--- Begin DATA TO USE ---

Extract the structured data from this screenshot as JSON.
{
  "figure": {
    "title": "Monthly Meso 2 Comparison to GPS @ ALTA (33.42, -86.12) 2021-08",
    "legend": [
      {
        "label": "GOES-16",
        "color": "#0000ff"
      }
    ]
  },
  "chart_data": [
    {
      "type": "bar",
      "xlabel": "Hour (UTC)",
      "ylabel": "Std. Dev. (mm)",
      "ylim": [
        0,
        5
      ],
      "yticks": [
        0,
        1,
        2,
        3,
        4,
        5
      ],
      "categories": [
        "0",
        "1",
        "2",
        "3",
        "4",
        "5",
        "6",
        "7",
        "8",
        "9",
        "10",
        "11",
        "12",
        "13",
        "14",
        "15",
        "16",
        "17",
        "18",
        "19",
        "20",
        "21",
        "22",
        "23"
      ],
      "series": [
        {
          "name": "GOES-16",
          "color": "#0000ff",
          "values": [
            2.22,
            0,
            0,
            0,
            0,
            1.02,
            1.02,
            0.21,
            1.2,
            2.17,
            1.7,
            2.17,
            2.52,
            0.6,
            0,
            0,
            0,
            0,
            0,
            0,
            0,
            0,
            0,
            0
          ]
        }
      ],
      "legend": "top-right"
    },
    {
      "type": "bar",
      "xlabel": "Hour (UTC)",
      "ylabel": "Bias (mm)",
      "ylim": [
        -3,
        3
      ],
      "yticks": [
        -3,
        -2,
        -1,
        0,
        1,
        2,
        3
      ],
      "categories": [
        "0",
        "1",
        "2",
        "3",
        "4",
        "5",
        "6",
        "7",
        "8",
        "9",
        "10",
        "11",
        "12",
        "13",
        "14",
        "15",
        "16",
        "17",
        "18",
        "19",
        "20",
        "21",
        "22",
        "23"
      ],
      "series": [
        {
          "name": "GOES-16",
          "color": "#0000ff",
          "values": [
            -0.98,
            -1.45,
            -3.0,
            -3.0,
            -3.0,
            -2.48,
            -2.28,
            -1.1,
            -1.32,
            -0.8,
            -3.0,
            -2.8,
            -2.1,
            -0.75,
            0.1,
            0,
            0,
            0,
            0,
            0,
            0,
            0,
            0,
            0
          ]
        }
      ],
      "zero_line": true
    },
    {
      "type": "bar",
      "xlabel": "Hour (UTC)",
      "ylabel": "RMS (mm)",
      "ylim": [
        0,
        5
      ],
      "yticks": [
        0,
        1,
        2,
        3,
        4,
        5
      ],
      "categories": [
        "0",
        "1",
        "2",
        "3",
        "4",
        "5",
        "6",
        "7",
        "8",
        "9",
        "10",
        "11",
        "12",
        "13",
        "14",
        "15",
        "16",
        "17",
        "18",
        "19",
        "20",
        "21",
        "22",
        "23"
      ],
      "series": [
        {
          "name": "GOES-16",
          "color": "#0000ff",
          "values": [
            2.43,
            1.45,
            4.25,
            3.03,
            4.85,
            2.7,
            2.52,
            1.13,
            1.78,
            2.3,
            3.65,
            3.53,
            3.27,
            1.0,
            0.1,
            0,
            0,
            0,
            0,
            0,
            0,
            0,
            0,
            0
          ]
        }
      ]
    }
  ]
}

--- End DATA TO USE ---

**TASK STATEMENT:**
Go through the lines above. Select every one that has the string "ylabel".

**OUTPUT FOR THIS TASK:**
      "ylabel": "Std. Dev. (mm)",
      "ylabel": "Bias (mm)",
      "ylabel": "RMS (mm)",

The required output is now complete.